Task description —
Filter the entries, keeping every line with the word "bird".
====
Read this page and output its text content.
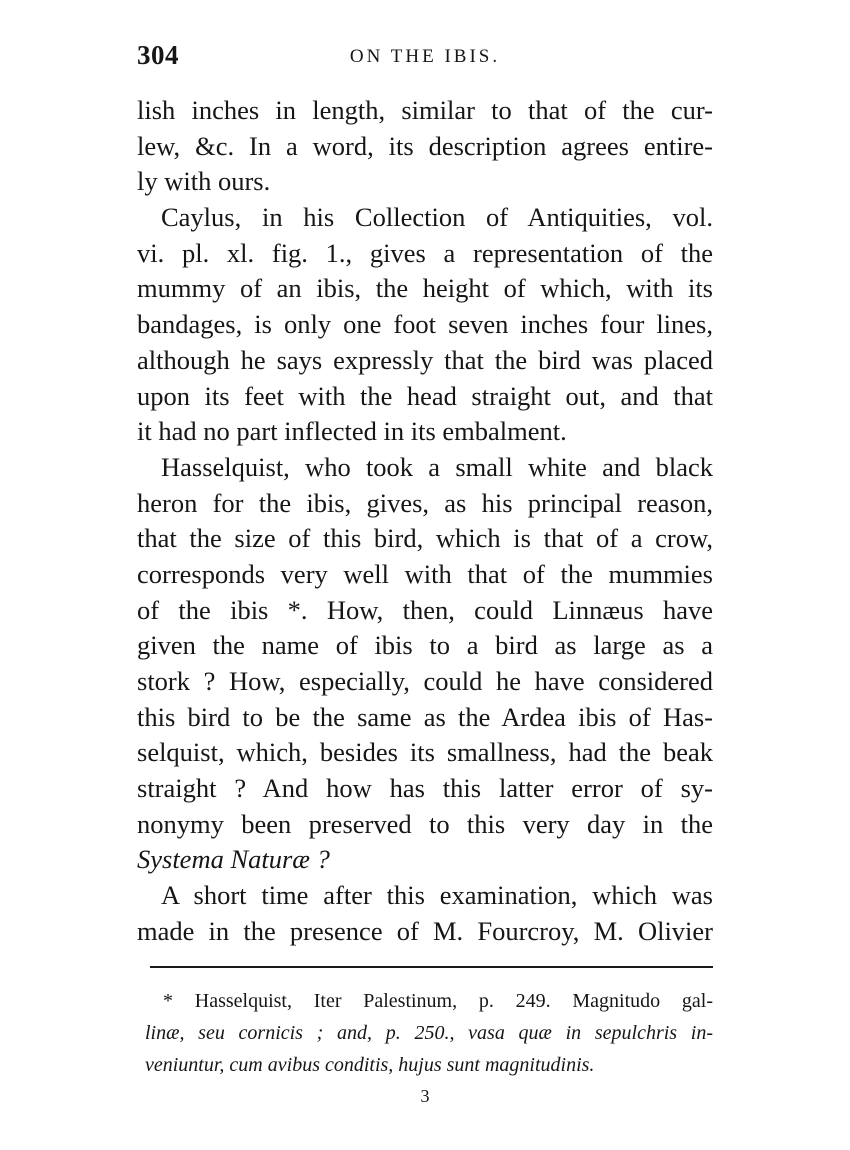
304	ON THE IBIS.
lish inches in length, similar to that of the cur-
lew, &c. In a word, its description agrees entire-
ly with ours.
Caylus, in his Collection of Antiquities, vol.
vi. pl. xl. fig. 1., gives a representation of the
mummy of an ibis, the height of which, with its
bandages, is only one foot seven inches four lines,
although he says expressly that the bird was placed
upon its feet with the head straight out, and that
it had no part inflected in its embalment.
Hasselquist, who took a small white and black
heron for the ibis, gives, as his principal reason,
that the size of this bird, which is that of a crow,
corresponds very well with that of the mummies
of the ibis *. How, then, could Linnæus have
given the name of ibis to a bird as large as a
stork ? How, especially, could he have considered
this bird to be the same as the Ardea ibis of Has-
selquist, which, besides its smallness, had the beak
straight ? And how has this latter error of sy-
nonymy been preserved to this very day in the
Systema Naturæ ?
A short time after this examination, which was
made in the presence of M. Fourcroy, M. Olivier
* Hasselquist, Iter Palestinum, p. 249. Magnitudo gal-
linæ, seu cornicis ; and, p. 250., vasa quæ in sepulchris in-
veniuntur, cum avibus conditis, hujus sunt magnitudinis.
3
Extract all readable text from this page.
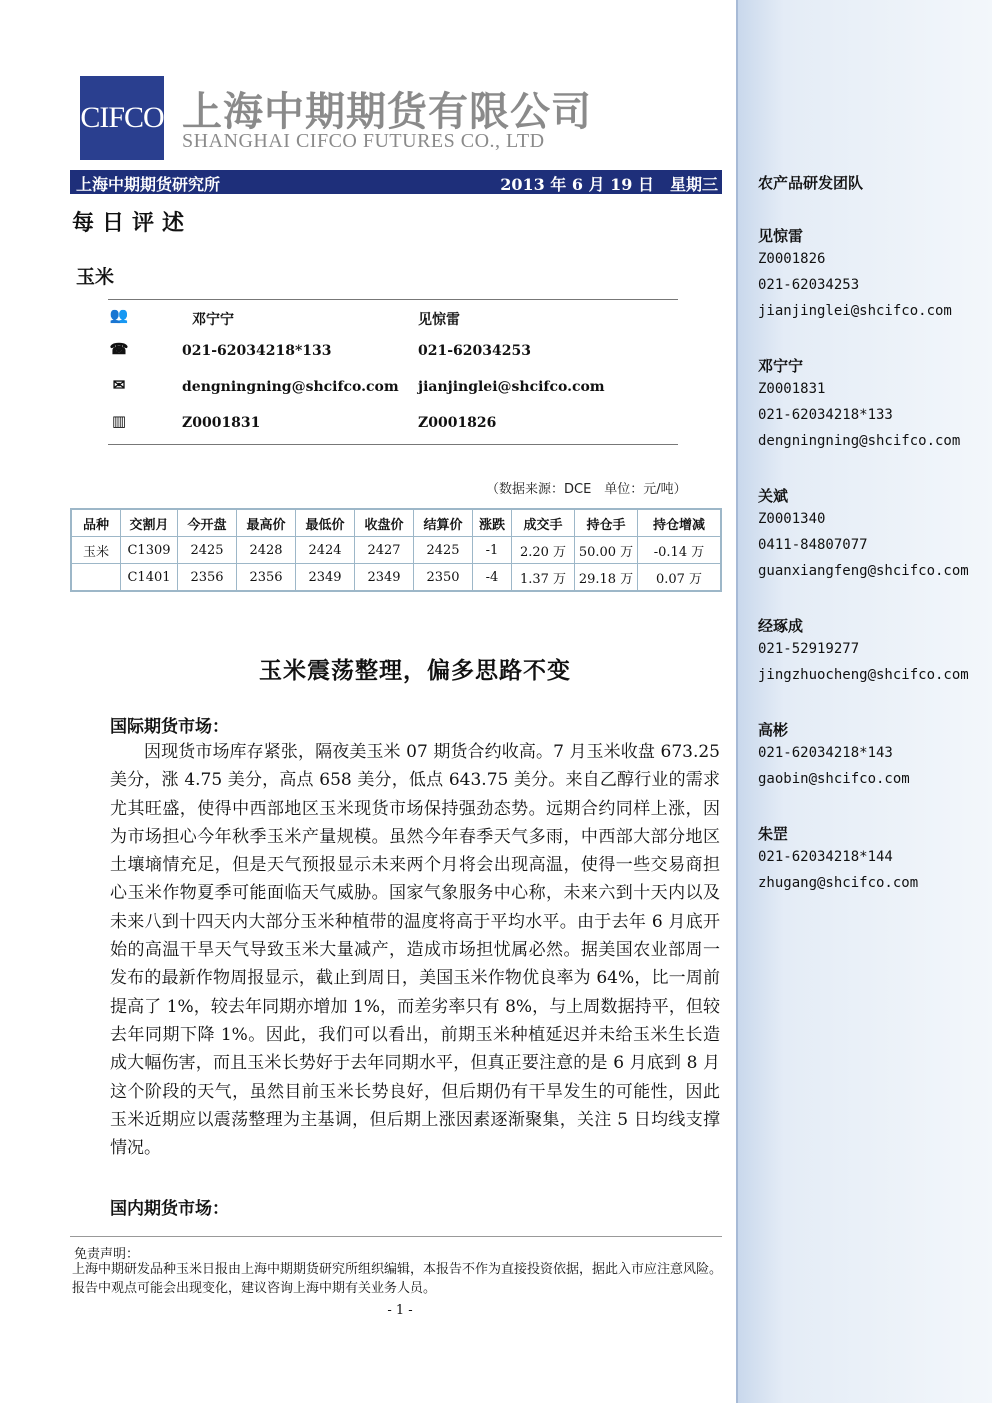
农产品研发团队
见惊雷
Z0001826
021-62034253
jianjinglei@shcifco.com
邓宁宁
Z0001831
021-62034218*133
dengningning@shcifco.com
关斌
Z0001340
0411-84807077
guanxiangfeng@shcifco.com
经琢成
021-52919277
jingzhuocheng@shcifco.com
高彬
021-62034218*143
gaobin@shcifco.com
朱罡
021-62034218*144
zhugang@shcifco.com
CIFCO 上海中期期货有限公司
SHANGHAI CIFCO FUTURES CO., LTD
上海中期期货研究所	2013 年 6 月 19 日　星期三
每日评述
玉米
👥	邓宁宁	见惊雷
☎	021-62034218*133	021-62034253
✉	dengningning@shcifco.com jianjinglei@shcifco.com
▥	Z0001831	Z0001826
（数据来源：DCE　单位：元/吨）
品种	交割月	今开盘	最高价	最低价	收盘价	结算价	涨跌	成交手	持仓手	持仓增减
玉米	C1309	2425	2428	2424	2427	2425	-1	2.20 万	50.00 万	-0.14 万
	C1401	2356	2356	2349	2349	2350	-4	1.37 万	29.18 万	0.07 万
玉米震荡整理，偏多思路不变
国际期货市场：
因现货市场库存紧张，隔夜美玉米 07 期货合约收高。7 月玉米收盘 673.25 美分，涨 4.75 美分，高点 658 美分，低点 643.75 美分。来自乙醇行业的需求尤其旺盛，使得中西部地区玉米现货市场保持强劲态势。远期合约同样上涨，因为市场担心今年秋季玉米产量规模。虽然今年春季天气多雨，中西部大部分地区土壤墒情充足，但是天气预报显示未来两个月将会出现高温，使得一些交易商担心玉米作物夏季可能面临天气威胁。国家气象服务中心称，未来六到十天内以及未来八到十四天内大部分玉米种植带的温度将高于平均水平。由于去年 6 月底开始的高温干旱天气导致玉米大量减产，造成市场担忧属必然。据美国农业部周一发布的最新作物周报显示，截止到周日，美国玉米作物优良率为 64%，比一周前提高了 1%，较去年同期亦增加 1%，而差劣率只有 8%，与上周数据持平，但较去年同期下降 1%。因此，我们可以看出，前期玉米种植延迟并未给玉米生长造成大幅伤害，而且玉米长势好于去年同期水平，但真正要注意的是 6 月底到 8 月这个阶段的天气，虽然目前玉米长势良好，但后期仍有干旱发生的可能性，因此玉米近期应以震荡整理为主基调，但后期上涨因素逐渐聚集，关注 5 日均线支撑情况。
国内期货市场：
免责声明：
上海中期研发品种玉米日报由上海中期期货研究所组织编辑，本报告不作为直接投资依据，据此入市应注意风险。报告中观点可能会出现变化，建议咨询上海中期有关业务人员。
- 1 -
====
Written response —
although he says expressly that the bird was placed
that the size of this bird, which is that of a crow,
given the name of ibis to a bird as large as a
this bird to be the same as the Ardea ibis of Has-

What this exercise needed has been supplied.